Records that describe figures
————
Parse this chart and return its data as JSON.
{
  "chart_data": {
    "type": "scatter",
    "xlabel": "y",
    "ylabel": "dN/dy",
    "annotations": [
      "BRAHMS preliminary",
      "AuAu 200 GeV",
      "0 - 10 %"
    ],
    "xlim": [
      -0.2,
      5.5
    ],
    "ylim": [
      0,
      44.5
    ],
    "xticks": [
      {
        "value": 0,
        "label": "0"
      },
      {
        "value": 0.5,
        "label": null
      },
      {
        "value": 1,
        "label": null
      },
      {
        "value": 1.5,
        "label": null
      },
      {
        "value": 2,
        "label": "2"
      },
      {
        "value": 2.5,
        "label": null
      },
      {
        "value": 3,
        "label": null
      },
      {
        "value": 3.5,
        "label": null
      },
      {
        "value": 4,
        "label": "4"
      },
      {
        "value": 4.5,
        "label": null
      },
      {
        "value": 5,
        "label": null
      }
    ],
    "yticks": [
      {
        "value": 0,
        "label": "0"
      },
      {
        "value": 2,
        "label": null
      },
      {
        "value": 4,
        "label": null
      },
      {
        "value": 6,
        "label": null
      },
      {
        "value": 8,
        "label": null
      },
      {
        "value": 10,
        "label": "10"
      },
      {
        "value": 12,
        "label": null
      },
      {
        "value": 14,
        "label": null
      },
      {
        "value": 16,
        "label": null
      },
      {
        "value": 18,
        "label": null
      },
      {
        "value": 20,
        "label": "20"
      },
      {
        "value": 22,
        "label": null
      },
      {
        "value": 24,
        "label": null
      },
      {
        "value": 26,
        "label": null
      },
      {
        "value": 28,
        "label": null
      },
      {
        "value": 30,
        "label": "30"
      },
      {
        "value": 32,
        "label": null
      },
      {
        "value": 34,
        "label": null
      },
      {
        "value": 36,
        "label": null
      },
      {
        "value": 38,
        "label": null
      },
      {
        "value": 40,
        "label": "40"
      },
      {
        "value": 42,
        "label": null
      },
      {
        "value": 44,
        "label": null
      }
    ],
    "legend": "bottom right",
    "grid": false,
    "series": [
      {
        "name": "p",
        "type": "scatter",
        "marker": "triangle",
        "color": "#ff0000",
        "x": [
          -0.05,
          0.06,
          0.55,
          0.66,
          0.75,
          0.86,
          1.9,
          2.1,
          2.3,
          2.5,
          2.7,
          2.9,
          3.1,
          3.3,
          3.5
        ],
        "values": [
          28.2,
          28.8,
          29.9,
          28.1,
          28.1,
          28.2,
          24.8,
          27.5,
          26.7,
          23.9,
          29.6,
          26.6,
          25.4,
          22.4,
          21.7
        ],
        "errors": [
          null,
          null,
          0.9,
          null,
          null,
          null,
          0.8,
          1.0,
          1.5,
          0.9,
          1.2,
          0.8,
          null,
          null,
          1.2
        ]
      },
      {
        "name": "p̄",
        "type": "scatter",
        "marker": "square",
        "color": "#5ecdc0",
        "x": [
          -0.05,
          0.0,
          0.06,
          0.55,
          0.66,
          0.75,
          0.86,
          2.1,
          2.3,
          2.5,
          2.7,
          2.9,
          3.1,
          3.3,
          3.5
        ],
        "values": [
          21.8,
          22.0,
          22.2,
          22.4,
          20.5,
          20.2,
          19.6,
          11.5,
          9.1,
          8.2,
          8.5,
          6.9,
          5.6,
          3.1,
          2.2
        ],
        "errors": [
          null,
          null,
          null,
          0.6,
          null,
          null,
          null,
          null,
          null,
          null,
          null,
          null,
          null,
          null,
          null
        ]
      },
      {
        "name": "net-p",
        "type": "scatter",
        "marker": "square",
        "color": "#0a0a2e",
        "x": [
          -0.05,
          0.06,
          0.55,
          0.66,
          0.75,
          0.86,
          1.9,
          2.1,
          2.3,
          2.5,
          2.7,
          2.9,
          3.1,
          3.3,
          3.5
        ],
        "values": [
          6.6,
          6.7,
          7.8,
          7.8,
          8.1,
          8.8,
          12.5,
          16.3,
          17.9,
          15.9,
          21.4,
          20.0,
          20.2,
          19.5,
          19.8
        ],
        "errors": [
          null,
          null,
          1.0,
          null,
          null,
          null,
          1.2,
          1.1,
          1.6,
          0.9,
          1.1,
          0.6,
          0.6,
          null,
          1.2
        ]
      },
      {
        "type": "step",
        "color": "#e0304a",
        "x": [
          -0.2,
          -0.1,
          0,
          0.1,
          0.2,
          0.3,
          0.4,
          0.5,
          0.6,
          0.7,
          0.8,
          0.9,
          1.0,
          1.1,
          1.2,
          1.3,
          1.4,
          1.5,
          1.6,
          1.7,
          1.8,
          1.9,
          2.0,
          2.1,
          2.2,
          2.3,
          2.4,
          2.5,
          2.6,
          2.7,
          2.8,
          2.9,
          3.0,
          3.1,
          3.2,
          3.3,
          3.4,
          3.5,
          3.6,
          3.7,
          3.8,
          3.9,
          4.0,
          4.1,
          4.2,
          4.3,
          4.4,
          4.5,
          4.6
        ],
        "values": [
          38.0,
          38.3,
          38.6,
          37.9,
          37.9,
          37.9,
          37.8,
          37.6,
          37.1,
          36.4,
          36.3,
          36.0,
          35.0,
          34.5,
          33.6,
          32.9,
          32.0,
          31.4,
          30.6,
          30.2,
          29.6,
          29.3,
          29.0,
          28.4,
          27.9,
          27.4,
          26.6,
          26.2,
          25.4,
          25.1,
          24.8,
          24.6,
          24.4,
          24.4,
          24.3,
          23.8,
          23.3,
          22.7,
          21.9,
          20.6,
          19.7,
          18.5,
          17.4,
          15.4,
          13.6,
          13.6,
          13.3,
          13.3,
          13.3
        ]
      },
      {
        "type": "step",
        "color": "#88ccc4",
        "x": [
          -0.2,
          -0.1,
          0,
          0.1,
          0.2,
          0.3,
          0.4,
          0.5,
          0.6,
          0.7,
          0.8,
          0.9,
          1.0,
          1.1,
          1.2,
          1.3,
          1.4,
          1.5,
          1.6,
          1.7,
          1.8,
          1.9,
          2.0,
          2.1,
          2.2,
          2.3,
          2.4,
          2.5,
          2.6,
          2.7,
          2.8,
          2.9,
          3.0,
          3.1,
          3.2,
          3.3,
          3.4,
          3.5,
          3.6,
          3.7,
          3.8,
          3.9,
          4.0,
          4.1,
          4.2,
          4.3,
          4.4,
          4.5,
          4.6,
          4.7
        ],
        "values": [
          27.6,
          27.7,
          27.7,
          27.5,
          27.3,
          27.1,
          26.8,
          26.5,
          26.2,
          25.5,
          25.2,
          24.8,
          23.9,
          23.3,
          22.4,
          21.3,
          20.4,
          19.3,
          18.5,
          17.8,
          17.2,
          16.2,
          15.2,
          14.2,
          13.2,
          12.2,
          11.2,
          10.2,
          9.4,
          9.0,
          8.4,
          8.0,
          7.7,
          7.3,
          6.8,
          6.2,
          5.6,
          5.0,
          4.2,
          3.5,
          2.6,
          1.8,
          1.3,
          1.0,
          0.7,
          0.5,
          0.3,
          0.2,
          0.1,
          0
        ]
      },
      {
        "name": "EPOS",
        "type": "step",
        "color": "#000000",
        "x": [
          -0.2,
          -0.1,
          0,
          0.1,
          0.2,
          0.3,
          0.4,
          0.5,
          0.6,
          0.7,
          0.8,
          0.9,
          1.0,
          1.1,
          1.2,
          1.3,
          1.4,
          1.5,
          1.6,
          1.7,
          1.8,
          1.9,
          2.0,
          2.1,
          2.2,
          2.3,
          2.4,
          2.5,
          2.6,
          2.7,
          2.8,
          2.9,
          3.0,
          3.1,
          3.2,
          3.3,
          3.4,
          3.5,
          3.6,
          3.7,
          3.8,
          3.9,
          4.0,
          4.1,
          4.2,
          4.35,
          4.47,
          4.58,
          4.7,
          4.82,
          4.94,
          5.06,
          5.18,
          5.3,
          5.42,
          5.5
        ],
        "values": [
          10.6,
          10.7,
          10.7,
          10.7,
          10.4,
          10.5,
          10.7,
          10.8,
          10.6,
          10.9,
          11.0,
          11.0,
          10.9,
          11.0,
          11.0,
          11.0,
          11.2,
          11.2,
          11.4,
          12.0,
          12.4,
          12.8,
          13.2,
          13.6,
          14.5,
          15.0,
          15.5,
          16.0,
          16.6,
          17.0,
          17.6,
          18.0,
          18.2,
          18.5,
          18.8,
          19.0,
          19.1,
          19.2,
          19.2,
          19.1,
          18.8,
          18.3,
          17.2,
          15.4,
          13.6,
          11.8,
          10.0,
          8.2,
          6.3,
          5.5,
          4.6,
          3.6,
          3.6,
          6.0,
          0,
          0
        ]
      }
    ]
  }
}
————
_What is needed_. Your answer should be a single number: the count of lines in these records that hold the string "color".

_Expected answer_. 6